• _What this task involves_
Hunt for the word "screenshot" across the entries below, copying each line that holds it.

• _Supplied data_
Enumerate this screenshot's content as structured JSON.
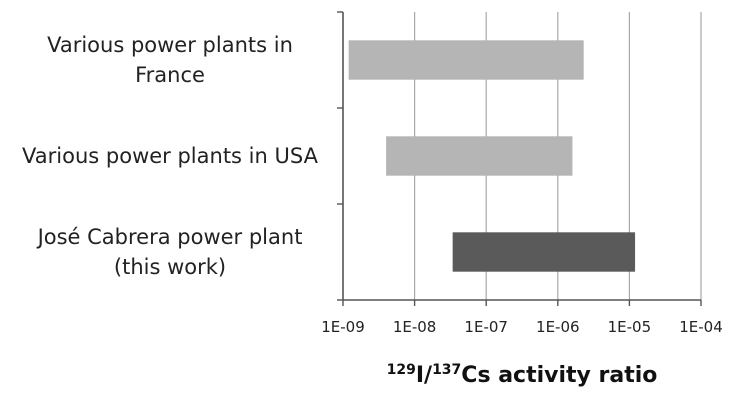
{
  "chart_data": {
    "type": "bar",
    "orientation": "horizontal",
    "floating": true,
    "x_scale": "log",
    "categories": [
      [
        "Various power plants in",
        "France"
      ],
      [
        "Various power plants in USA"
      ],
      [
        "José Cabrera power plant",
        "(this work)"
      ]
    ],
    "ranges": [
      {
        "min": 1.2e-09,
        "max": 2.3e-06,
        "color": "#b5b5b5"
      },
      {
        "min": 4e-09,
        "max": 1.6e-06,
        "color": "#b5b5b5"
      },
      {
        "min": 3.4e-08,
        "max": 1.2e-05,
        "color": "#5a5a5a"
      }
    ],
    "xlim": [
      1e-09,
      0.0001
    ],
    "x_ticks": [
      "1E-09",
      "1E-08",
      "1E-07",
      "1E-06",
      "1E-05",
      "1E-04"
    ],
    "xlabel": {
      "iso1_mass": "129",
      "iso1_sym": "I/",
      "iso2_mass": "137",
      "iso2_sym": "Cs activity ratio"
    },
    "grid": {
      "vertical": true
    }
  }
}
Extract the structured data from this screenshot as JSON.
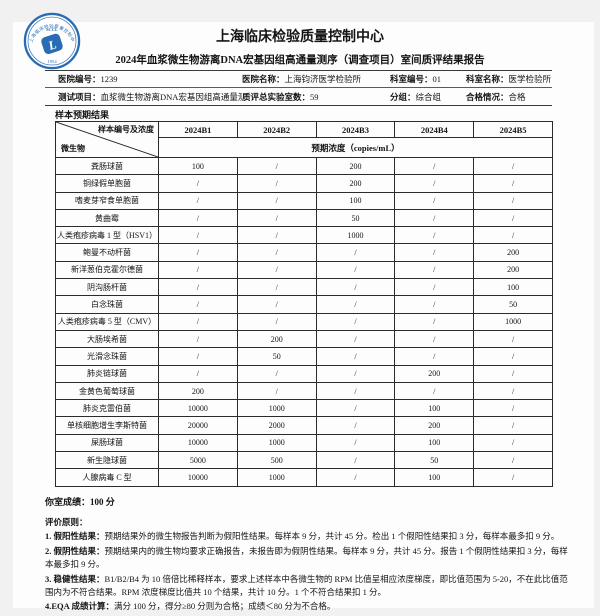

• _Exercise answer_
Enumerate this screenshot's content as structured JSON.
Extract the structured data from this screenshot as JSON.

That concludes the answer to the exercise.